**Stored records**
## begin
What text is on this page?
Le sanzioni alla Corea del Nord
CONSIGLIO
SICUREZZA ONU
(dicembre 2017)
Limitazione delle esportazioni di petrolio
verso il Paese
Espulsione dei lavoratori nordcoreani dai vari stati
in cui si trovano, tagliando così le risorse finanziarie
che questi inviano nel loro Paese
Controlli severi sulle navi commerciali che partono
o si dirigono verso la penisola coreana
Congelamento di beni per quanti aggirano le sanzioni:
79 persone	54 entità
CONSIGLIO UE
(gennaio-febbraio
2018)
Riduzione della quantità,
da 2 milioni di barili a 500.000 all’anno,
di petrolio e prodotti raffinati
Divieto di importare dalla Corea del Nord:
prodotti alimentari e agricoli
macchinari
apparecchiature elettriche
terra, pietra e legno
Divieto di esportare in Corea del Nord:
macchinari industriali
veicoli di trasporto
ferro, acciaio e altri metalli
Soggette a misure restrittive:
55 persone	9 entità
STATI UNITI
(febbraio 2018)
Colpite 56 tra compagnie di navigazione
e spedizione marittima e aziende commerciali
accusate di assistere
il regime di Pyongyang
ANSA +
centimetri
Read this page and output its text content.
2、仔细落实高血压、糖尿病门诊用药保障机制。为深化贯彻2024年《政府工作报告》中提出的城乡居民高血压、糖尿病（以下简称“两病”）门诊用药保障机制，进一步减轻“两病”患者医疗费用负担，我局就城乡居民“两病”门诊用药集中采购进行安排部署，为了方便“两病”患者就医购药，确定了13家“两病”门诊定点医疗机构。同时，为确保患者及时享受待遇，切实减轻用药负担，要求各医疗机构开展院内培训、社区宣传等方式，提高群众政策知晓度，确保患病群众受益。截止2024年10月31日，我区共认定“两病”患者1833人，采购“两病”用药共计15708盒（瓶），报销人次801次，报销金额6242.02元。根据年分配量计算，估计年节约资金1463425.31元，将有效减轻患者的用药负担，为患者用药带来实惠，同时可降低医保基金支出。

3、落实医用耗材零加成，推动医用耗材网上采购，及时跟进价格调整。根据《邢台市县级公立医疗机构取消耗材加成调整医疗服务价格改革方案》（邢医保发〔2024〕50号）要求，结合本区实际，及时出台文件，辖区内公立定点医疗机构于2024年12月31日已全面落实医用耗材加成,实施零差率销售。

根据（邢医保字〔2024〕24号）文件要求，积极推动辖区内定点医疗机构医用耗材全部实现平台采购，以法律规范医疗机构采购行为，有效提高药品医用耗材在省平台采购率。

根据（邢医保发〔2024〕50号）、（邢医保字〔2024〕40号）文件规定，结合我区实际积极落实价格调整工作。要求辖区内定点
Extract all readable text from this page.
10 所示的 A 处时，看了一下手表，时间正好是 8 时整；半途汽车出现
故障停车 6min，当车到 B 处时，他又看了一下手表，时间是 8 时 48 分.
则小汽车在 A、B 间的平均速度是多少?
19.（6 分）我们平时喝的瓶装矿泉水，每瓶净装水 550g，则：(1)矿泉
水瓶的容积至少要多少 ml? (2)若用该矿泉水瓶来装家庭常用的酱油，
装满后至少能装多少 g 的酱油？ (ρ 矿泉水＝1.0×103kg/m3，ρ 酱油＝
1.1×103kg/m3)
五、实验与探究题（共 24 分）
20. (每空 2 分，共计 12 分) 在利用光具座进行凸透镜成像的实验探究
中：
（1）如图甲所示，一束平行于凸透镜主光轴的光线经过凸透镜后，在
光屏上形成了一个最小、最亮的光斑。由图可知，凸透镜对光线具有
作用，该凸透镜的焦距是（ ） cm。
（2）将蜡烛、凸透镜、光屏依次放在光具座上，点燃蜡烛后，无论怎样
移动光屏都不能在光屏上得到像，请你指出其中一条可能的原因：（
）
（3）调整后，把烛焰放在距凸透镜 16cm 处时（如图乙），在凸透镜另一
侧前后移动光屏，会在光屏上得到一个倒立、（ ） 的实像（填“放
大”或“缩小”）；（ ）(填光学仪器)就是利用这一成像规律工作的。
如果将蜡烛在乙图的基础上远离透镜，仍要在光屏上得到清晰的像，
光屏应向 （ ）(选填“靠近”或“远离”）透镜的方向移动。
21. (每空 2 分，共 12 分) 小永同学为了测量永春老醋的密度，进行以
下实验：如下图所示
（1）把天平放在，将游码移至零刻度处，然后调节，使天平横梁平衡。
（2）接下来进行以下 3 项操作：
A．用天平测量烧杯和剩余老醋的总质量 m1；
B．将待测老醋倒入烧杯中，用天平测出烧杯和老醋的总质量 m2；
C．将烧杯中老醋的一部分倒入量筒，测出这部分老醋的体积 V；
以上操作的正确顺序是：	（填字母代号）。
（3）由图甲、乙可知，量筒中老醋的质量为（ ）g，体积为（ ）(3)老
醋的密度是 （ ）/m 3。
## end
**Aim of the exercise**
In the data above, count the lines where the word "verso" appears; reply with the number only.

**Output of the task**
2